> _Set exercise_
Copy every line of the data below word for word, in the same order and with the same formatting.

** start of Supplied records **

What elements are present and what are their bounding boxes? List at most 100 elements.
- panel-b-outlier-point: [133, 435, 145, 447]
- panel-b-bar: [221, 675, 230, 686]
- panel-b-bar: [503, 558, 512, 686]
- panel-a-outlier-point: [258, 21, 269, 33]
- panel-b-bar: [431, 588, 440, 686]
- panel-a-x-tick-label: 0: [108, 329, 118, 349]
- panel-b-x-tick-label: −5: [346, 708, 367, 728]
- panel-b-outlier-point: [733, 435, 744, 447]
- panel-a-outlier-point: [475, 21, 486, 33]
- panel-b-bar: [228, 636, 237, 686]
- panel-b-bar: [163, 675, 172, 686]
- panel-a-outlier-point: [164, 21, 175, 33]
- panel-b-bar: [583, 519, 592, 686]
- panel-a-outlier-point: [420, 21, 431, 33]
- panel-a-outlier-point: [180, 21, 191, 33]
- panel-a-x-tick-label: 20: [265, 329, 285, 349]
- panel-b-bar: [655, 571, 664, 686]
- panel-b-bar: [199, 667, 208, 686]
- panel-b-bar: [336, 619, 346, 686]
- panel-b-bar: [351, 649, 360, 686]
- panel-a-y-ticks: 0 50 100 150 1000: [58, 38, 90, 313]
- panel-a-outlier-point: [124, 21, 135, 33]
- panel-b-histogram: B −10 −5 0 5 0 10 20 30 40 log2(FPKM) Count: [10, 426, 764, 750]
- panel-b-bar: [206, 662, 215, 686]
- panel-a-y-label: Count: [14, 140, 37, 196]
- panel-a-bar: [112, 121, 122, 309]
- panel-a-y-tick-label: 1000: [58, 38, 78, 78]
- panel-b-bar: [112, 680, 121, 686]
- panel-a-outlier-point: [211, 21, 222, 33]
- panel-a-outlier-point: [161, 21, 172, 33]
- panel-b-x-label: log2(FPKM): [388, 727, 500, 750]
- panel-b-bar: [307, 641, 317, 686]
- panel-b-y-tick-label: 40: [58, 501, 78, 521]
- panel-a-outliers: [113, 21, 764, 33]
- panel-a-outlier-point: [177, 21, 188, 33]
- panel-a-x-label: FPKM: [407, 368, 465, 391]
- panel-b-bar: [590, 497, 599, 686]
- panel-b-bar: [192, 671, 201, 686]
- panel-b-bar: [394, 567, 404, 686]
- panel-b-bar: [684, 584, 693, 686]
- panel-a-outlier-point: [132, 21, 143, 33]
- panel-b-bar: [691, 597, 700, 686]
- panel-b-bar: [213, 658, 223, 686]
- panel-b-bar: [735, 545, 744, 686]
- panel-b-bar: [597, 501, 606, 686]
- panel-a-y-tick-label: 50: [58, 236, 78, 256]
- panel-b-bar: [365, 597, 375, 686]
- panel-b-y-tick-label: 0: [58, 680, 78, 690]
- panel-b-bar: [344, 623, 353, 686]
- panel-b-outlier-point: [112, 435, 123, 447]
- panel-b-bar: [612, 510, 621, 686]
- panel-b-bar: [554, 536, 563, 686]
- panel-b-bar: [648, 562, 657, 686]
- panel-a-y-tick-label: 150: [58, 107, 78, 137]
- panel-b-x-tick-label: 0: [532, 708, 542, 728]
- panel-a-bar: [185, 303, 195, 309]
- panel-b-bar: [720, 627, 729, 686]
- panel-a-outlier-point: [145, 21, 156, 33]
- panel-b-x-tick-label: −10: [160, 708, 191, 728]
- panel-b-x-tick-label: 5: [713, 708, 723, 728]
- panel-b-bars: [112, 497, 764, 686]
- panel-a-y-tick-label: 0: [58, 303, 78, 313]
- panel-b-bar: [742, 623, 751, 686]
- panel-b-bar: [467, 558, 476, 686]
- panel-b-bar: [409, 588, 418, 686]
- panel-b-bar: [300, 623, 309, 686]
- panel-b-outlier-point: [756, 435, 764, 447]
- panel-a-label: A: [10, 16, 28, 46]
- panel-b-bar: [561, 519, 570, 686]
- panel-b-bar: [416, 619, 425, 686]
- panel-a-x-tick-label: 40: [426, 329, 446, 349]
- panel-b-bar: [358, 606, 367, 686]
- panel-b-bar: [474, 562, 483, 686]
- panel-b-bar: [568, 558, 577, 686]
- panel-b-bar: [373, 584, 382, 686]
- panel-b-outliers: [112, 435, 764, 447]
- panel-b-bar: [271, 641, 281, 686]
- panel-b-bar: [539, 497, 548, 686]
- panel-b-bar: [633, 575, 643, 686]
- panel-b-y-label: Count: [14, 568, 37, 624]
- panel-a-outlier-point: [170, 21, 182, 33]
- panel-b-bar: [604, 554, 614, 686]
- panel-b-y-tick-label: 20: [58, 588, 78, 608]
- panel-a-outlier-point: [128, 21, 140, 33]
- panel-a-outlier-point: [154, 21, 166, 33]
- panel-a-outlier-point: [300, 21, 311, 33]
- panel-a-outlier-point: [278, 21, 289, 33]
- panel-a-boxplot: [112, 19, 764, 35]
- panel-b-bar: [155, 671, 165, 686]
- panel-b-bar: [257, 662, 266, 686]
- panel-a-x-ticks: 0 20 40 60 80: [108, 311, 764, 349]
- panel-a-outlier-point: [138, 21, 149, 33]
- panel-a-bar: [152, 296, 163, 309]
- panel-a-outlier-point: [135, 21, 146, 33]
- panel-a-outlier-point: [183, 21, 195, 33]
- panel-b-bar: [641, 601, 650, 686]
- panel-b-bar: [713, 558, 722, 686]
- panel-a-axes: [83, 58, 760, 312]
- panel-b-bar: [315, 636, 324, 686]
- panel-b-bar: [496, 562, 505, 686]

** end of Supplied records **

> _The answer_
What elements are present and what are their bounding boxes? List at most 100 elements.
- panel-b-outlier-point: [133, 435, 145, 447]
- panel-b-bar: [221, 675, 230, 686]
- panel-b-bar: [503, 558, 512, 686]
- panel-a-outlier-point: [258, 21, 269, 33]
- panel-b-bar: [431, 588, 440, 686]
- panel-a-x-tick-label: 0: [108, 329, 118, 349]
- panel-b-x-tick-label: −5: [346, 708, 367, 728]
- panel-b-outlier-point: [733, 435, 744, 447]
- panel-a-outlier-point: [475, 21, 486, 33]
- panel-b-bar: [228, 636, 237, 686]
- panel-b-bar: [163, 675, 172, 686]
- panel-a-outlier-point: [164, 21, 175, 33]
- panel-b-bar: [583, 519, 592, 686]
- panel-a-outlier-point: [420, 21, 431, 33]
- panel-a-outlier-point: [180, 21, 191, 33]
- panel-a-x-tick-label: 20: [265, 329, 285, 349]
- panel-b-bar: [655, 571, 664, 686]
- panel-b-bar: [199, 667, 208, 686]
- panel-b-bar: [336, 619, 346, 686]
- panel-b-bar: [351, 649, 360, 686]
- panel-a-y-ticks: 0 50 100 150 1000: [58, 38, 90, 313]
- panel-a-outlier-point: [124, 21, 135, 33]
- panel-b-histogram: B −10 −5 0 5 0 10 20 30 40 log2(FPKM) Count: [10, 426, 764, 750]
- panel-b-bar: [206, 662, 215, 686]
- panel-a-y-label: Count: [14, 140, 37, 196]
- panel-a-bar: [112, 121, 122, 309]
- panel-a-y-tick-label: 1000: [58, 38, 78, 78]
- panel-b-bar: [112, 680, 121, 686]
- panel-a-outlier-point: [211, 21, 222, 33]
- panel-a-outlier-point: [161, 21, 172, 33]
- panel-b-x-label: log2(FPKM): [388, 727, 500, 750]
- panel-b-bar: [307, 641, 317, 686]
- panel-b-y-tick-label: 40: [58, 501, 78, 521]
- panel-a-outliers: [113, 21, 764, 33]
- panel-a-outlier-point: [177, 21, 188, 33]
- panel-a-x-label: FPKM: [407, 368, 465, 391]
- panel-b-bar: [590, 497, 599, 686]
- panel-b-bar: [192, 671, 201, 686]
- panel-b-bar: [394, 567, 404, 686]
- panel-b-bar: [684, 584, 693, 686]
- panel-a-outlier-point: [132, 21, 143, 33]
- panel-b-bar: [691, 597, 700, 686]
- panel-b-bar: [213, 658, 223, 686]
- panel-b-bar: [735, 545, 744, 686]
- panel-b-bar: [597, 501, 606, 686]
- panel-a-y-tick-label: 50: [58, 236, 78, 256]
- panel-b-bar: [365, 597, 375, 686]
- panel-b-y-tick-label: 0: [58, 680, 78, 690]
- panel-b-bar: [344, 623, 353, 686]
- panel-b-outlier-point: [112, 435, 123, 447]
- panel-b-bar: [612, 510, 621, 686]
- panel-b-bar: [554, 536, 563, 686]
- panel-b-bar: [648, 562, 657, 686]
- panel-a-y-tick-label: 150: [58, 107, 78, 137]
- panel-b-x-tick-label: 0: [532, 708, 542, 728]
- panel-a-bar: [185, 303, 195, 309]
- panel-b-bar: [720, 627, 729, 686]
- panel-a-outlier-point: [145, 21, 156, 33]
- panel-b-x-tick-label: −10: [160, 708, 191, 728]
- panel-b-x-tick-label: 5: [713, 708, 723, 728]
- panel-b-bars: [112, 497, 764, 686]
- panel-a-y-tick-label: 0: [58, 303, 78, 313]
- panel-b-bar: [742, 623, 751, 686]
- panel-b-bar: [467, 558, 476, 686]
- panel-b-bar: [409, 588, 418, 686]
- panel-b-bar: [300, 623, 309, 686]
- panel-b-outlier-point: [756, 435, 764, 447]
- panel-a-label: A: [10, 16, 28, 46]
- panel-b-bar: [561, 519, 570, 686]
- panel-b-bar: [416, 619, 425, 686]
- panel-a-x-tick-label: 40: [426, 329, 446, 349]
- panel-b-bar: [358, 606, 367, 686]
- panel-b-bar: [474, 562, 483, 686]
- panel-b-bar: [568, 558, 577, 686]
- panel-b-bar: [373, 584, 382, 686]
- panel-b-outliers: [112, 435, 764, 447]
- panel-b-bar: [271, 641, 281, 686]
- panel-b-bar: [539, 497, 548, 686]
- panel-b-bar: [633, 575, 643, 686]
- panel-b-y-label: Count: [14, 568, 37, 624]
- panel-a-outlier-point: [170, 21, 182, 33]
- panel-b-bar: [604, 554, 614, 686]
- panel-b-y-tick-label: 20: [58, 588, 78, 608]
- panel-a-outlier-point: [128, 21, 140, 33]
- panel-a-outlier-point: [154, 21, 166, 33]
- panel-a-outlier-point: [300, 21, 311, 33]
- panel-a-outlier-point: [278, 21, 289, 33]
- panel-a-boxplot: [112, 19, 764, 35]
- panel-b-bar: [155, 671, 165, 686]
- panel-b-bar: [257, 662, 266, 686]
- panel-a-x-ticks: 0 20 40 60 80: [108, 311, 764, 349]
- panel-a-outlier-point: [138, 21, 149, 33]
- panel-a-bar: [152, 296, 163, 309]
- panel-a-outlier-point: [135, 21, 146, 33]
- panel-a-outlier-point: [183, 21, 195, 33]
- panel-b-bar: [641, 601, 650, 686]
- panel-b-bar: [713, 558, 722, 686]
- panel-a-axes: [83, 58, 760, 312]
- panel-b-bar: [315, 636, 324, 686]
- panel-b-bar: [496, 562, 505, 686]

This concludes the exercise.